▶ **Set exercise**:
Take every line from the listing below that includes "維生素D" and copy it.

▶ **Records for the exercise**:
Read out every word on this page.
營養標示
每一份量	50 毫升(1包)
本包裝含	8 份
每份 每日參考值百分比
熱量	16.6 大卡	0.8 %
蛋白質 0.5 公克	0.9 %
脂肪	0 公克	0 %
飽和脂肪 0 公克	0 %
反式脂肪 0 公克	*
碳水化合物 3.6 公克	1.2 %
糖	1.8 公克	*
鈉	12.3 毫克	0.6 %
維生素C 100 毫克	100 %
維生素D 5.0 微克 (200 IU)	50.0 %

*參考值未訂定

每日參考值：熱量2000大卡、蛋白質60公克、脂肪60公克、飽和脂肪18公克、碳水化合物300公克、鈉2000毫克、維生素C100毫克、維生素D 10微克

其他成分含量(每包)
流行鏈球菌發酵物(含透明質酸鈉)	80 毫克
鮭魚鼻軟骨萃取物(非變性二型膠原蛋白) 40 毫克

▶ **Correct result**:
維生素D 5.0 微克 (200 IU)	50.0 %
每日參考值：熱量2000大卡、蛋白質60公克、脂肪60公克、飽和脂肪18公克、碳水化合物300公克、鈉2000毫克、維生素C100毫克、維生素D 10微克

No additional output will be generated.